§ INSTRUCTIONS TO FOLLOW
Copy all the material that follows, keeping every character the same.

§ Data excerpts
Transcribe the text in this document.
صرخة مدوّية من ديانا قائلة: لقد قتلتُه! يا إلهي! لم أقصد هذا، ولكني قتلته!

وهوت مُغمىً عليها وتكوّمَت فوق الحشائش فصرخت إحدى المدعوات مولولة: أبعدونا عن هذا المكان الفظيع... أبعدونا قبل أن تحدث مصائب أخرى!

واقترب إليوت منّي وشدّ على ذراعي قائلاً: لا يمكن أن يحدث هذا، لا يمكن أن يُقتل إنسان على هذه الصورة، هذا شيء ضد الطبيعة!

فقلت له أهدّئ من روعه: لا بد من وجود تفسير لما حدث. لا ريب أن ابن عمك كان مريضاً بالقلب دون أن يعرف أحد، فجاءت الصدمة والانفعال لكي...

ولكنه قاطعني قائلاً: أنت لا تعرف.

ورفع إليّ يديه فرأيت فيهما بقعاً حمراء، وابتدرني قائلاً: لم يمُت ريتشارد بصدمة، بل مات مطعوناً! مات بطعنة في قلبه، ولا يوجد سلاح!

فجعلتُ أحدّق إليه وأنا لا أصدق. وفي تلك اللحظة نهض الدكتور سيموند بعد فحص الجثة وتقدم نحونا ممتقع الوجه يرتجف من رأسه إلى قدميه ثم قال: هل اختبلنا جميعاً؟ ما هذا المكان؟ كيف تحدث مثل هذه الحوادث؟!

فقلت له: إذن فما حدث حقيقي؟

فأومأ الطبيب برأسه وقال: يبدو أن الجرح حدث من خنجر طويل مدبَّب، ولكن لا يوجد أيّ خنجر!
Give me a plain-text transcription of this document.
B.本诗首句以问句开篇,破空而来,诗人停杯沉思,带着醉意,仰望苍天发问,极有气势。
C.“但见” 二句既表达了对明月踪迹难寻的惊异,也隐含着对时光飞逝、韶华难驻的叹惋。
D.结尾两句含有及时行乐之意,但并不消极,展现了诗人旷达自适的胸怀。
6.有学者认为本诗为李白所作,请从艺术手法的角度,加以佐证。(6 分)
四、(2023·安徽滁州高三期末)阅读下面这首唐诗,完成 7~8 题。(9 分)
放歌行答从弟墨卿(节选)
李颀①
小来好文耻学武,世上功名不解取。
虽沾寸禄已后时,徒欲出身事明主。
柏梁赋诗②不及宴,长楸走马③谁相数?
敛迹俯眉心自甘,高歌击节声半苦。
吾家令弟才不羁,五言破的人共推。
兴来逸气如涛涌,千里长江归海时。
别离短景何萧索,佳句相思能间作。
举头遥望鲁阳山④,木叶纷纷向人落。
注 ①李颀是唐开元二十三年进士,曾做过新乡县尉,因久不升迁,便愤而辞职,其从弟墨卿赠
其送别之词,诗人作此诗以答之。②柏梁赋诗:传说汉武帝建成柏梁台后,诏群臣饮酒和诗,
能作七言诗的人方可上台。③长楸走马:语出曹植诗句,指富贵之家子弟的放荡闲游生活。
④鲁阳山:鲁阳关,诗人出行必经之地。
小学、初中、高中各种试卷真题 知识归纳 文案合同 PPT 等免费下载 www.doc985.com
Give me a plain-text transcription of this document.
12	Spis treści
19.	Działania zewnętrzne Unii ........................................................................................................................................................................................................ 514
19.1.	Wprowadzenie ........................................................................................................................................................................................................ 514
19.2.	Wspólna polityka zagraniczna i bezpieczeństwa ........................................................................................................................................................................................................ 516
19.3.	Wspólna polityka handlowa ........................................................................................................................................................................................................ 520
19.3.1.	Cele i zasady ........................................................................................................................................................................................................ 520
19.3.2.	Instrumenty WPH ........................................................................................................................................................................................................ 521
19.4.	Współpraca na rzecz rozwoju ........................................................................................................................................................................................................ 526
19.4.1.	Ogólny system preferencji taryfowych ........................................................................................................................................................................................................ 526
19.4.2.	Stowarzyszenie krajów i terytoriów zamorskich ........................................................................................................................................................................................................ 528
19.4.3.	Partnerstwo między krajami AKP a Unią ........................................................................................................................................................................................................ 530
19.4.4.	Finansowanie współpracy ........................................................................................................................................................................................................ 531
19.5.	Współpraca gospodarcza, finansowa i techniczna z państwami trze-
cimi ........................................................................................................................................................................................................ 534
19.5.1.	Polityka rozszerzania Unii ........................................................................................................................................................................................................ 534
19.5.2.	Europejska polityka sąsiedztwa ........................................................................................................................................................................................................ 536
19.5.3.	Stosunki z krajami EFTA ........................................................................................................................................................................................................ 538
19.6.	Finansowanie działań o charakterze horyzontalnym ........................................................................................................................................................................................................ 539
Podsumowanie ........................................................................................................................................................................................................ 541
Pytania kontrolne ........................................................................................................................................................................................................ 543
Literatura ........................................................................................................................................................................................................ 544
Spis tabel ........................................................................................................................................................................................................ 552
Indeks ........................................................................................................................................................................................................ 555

§ OUTPUT FOR THIS EXERCISE
Transcribe the text in this document.
صرخة مدوّية من ديانا قائلة: لقد قتلتُه! يا إلهي! لم أقصد هذا، ولكني قتلته!

وهوت مُغمىً عليها وتكوّمَت فوق الحشائش فصرخت إحدى المدعوات مولولة: أبعدونا عن هذا المكان الفظيع... أبعدونا قبل أن تحدث مصائب أخرى!

واقترب إليوت منّي وشدّ على ذراعي قائلاً: لا يمكن أن يحدث هذا، لا يمكن أن يُقتل إنسان على هذه الصورة، هذا شيء ضد الطبيعة!

فقلت له أهدّئ من روعه: لا بد من وجود تفسير لما حدث. لا ريب أن ابن عمك كان مريضاً بالقلب دون أن يعرف أحد، فجاءت الصدمة والانفعال لكي...

ولكنه قاطعني قائلاً: أنت لا تعرف.

ورفع إليّ يديه فرأيت فيهما بقعاً حمراء، وابتدرني قائلاً: لم يمُت ريتشارد بصدمة، بل مات مطعوناً! مات بطعنة في قلبه، ولا يوجد سلاح!

فجعلتُ أحدّق إليه وأنا لا أصدق. وفي تلك اللحظة نهض الدكتور سيموند بعد فحص الجثة وتقدم نحونا ممتقع الوجه يرتجف من رأسه إلى قدميه ثم قال: هل اختبلنا جميعاً؟ ما هذا المكان؟ كيف تحدث مثل هذه الحوادث؟!

فقلت له: إذن فما حدث حقيقي؟

فأومأ الطبيب برأسه وقال: يبدو أن الجرح حدث من خنجر طويل مدبَّب، ولكن لا يوجد أيّ خنجر!
Give me a plain-text transcription of this document.
B.本诗首句以问句开篇,破空而来,诗人停杯沉思,带着醉意,仰望苍天发问,极有气势。
C.“但见” 二句既表达了对明月踪迹难寻的惊异,也隐含着对时光飞逝、韶华难驻的叹惋。
D.结尾两句含有及时行乐之意,但并不消极,展现了诗人旷达自适的胸怀。
6.有学者认为本诗为李白所作,请从艺术手法的角度,加以佐证。(6 分)
四、(2023·安徽滁州高三期末)阅读下面这首唐诗,完成 7~8 题。(9 分)
放歌行答从弟墨卿(节选)
李颀①
小来好文耻学武,世上功名不解取。
虽沾寸禄已后时,徒欲出身事明主。
柏梁赋诗②不及宴,长楸走马③谁相数?
敛迹俯眉心自甘,高歌击节声半苦。
吾家令弟才不羁,五言破的人共推。
兴来逸气如涛涌,千里长江归海时。
别离短景何萧索,佳句相思能间作。
举头遥望鲁阳山④,木叶纷纷向人落。
注 ①李颀是唐开元二十三年进士,曾做过新乡县尉,因久不升迁,便愤而辞职,其从弟墨卿赠
其送别之词,诗人作此诗以答之。②柏梁赋诗:传说汉武帝建成柏梁台后,诏群臣饮酒和诗,
能作七言诗的人方可上台。③长楸走马:语出曹植诗句,指富贵之家子弟的放荡闲游生活。
④鲁阳山:鲁阳关,诗人出行必经之地。
小学、初中、高中各种试卷真题 知识归纳 文案合同 PPT 等免费下载 www.doc985.com
Give me a plain-text transcription of this document.
12	Spis treści
19.	Działania zewnętrzne Unii ........................................................................................................................................................................................................ 514
19.1.	Wprowadzenie ........................................................................................................................................................................................................ 514
19.2.	Wspólna polityka zagraniczna i bezpieczeństwa ........................................................................................................................................................................................................ 516
19.3.	Wspólna polityka handlowa ........................................................................................................................................................................................................ 520
19.3.1.	Cele i zasady ........................................................................................................................................................................................................ 520
19.3.2.	Instrumenty WPH ........................................................................................................................................................................................................ 521
19.4.	Współpraca na rzecz rozwoju ........................................................................................................................................................................................................ 526
19.4.1.	Ogólny system preferencji taryfowych ........................................................................................................................................................................................................ 526
19.4.2.	Stowarzyszenie krajów i terytoriów zamorskich ........................................................................................................................................................................................................ 528
19.4.3.	Partnerstwo między krajami AKP a Unią ........................................................................................................................................................................................................ 530
19.4.4.	Finansowanie współpracy ........................................................................................................................................................................................................ 531
19.5.	Współpraca gospodarcza, finansowa i techniczna z państwami trze-
cimi ........................................................................................................................................................................................................ 534
19.5.1.	Polityka rozszerzania Unii ........................................................................................................................................................................................................ 534
19.5.2.	Europejska polityka sąsiedztwa ........................................................................................................................................................................................................ 536
19.5.3.	Stosunki z krajami EFTA ........................................................................................................................................................................................................ 538
19.6.	Finansowanie działań o charakterze horyzontalnym ........................................................................................................................................................................................................ 539
Podsumowanie ........................................................................................................................................................................................................ 541
Pytania kontrolne ........................................................................................................................................................................................................ 543
Literatura ........................................................................................................................................................................................................ 544
Spis tabel ........................................................................................................................................................................................................ 552
Indeks ........................................................................................................................................................................................................ 555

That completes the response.